------ Record excerpts ------
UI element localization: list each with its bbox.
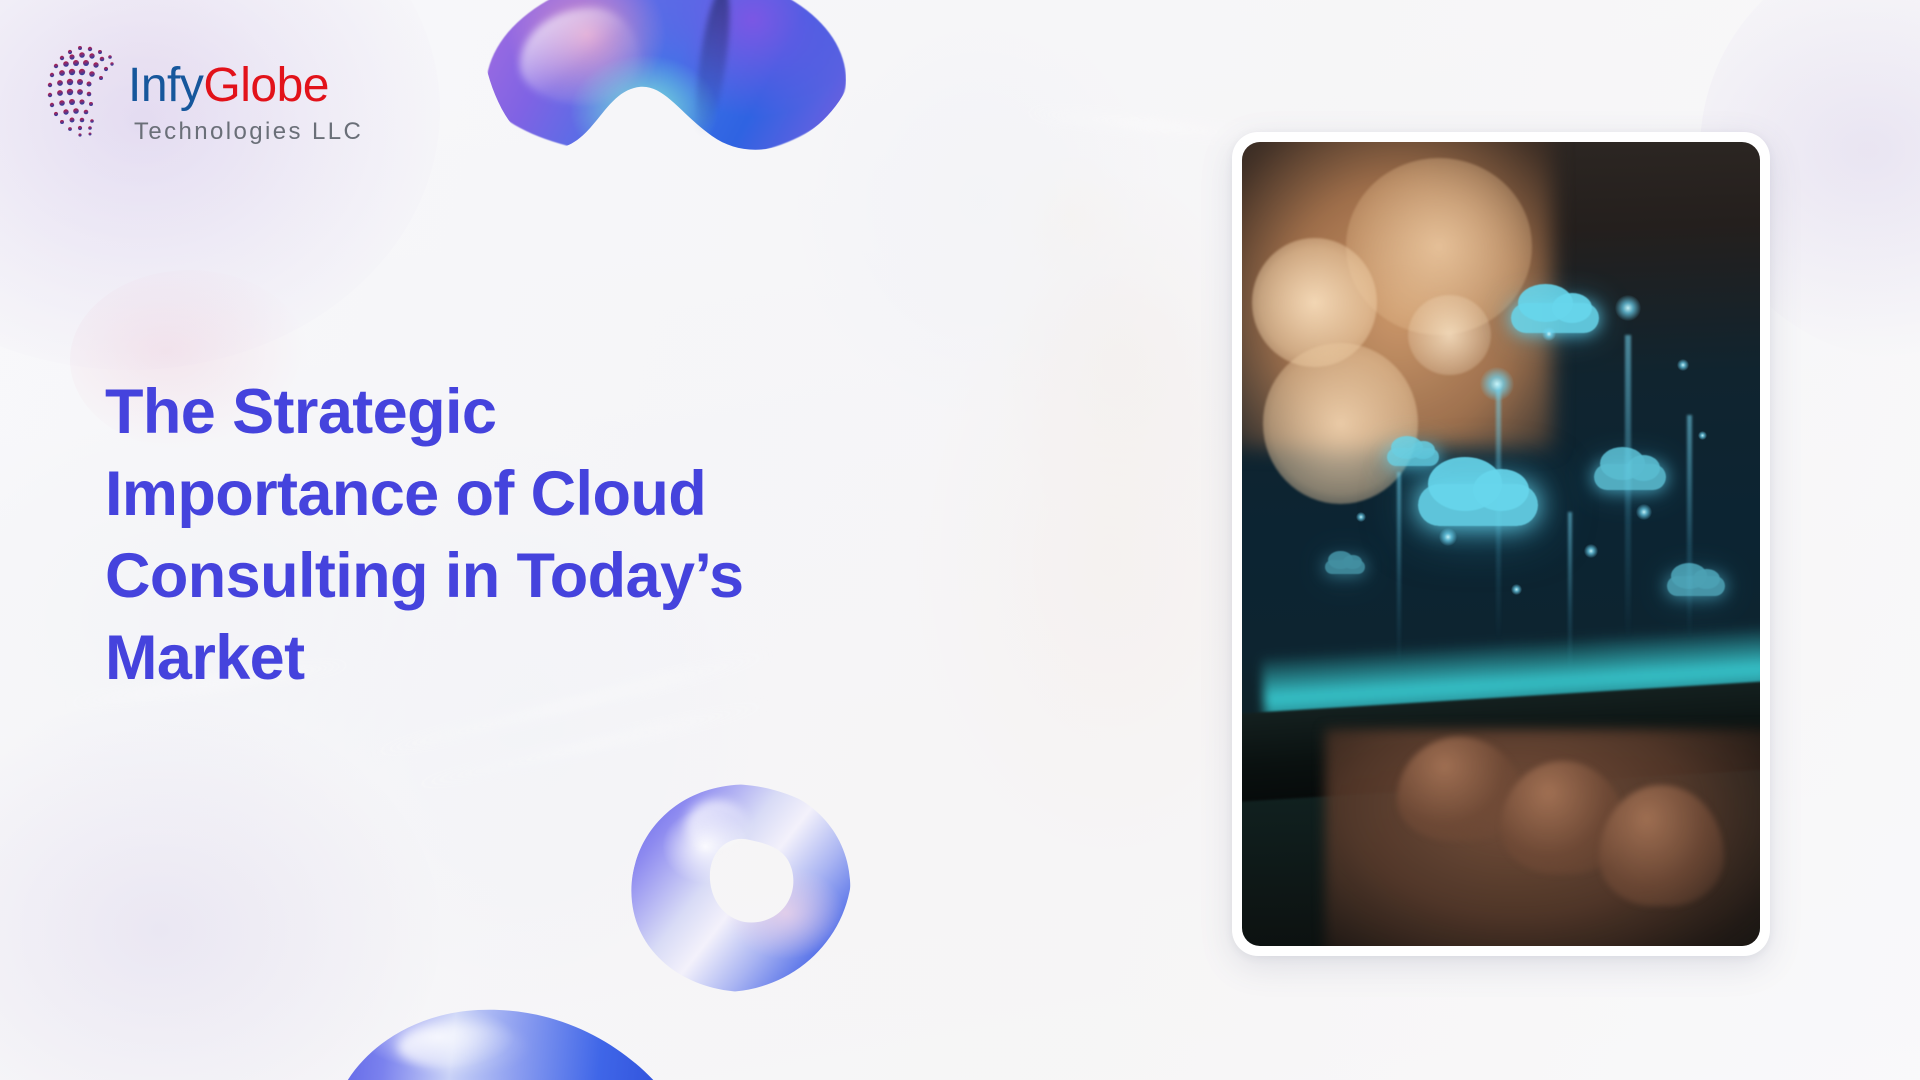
sparkle-icon xyxy=(1615,295,1641,321)
cloud-icon xyxy=(1325,560,1365,574)
sparkle-icon xyxy=(1511,584,1522,595)
cloud-icon xyxy=(1387,448,1439,466)
cloud-icon xyxy=(1511,303,1599,333)
dotted-globe-icon xyxy=(42,40,142,140)
poster-canvas: InfyGlobe Technologies LLC The Strategic… xyxy=(0,0,1920,1080)
brand-tagline: Technologies LLC xyxy=(134,118,363,146)
brand-logo[interactable]: InfyGlobe Technologies LLC xyxy=(42,34,352,152)
sparkle-icon xyxy=(1677,359,1689,371)
cloud-icon xyxy=(1594,464,1666,490)
sparkle-icon xyxy=(1636,504,1652,520)
sparkle-icon xyxy=(1584,544,1598,558)
sparkle-icon xyxy=(1356,512,1366,522)
sparkle-icon xyxy=(1439,528,1457,546)
blob-highlight xyxy=(398,1024,528,1070)
light-beam xyxy=(1397,472,1401,665)
photo-bokeh xyxy=(1408,295,1491,375)
sparkle-icon xyxy=(1542,327,1556,341)
brand-name-part2: Globe xyxy=(203,59,329,112)
cloud-icon xyxy=(1418,484,1538,526)
blob-highlight xyxy=(686,800,748,852)
light-beam xyxy=(1687,415,1692,640)
brand-wordmark: InfyGlobe xyxy=(128,62,329,110)
brand-name-part1: Infy xyxy=(128,59,203,112)
cloud-technology-photo xyxy=(1242,142,1760,946)
photo-bokeh xyxy=(1263,343,1418,504)
sparkle-icon xyxy=(1698,431,1707,440)
cloud-technology-card[interactable] xyxy=(1232,132,1770,956)
cloud-icon xyxy=(1667,576,1725,596)
page-title: The Strategic Importance of Cloud Consul… xyxy=(105,372,1035,700)
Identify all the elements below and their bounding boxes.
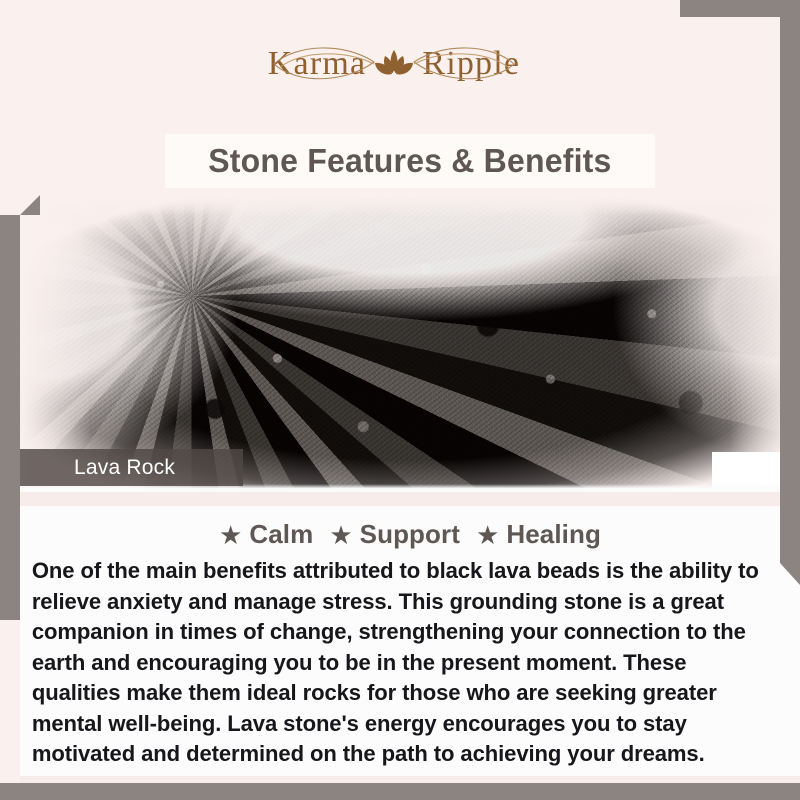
------
> [Problem]:
Locate every line in the records above that contains the string "bokeh" and copy each of those lines in full.

> [Right answer]:
photo-bokeh xyxy=(1408,295,1491,375)
photo-bokeh xyxy=(1263,343,1418,504)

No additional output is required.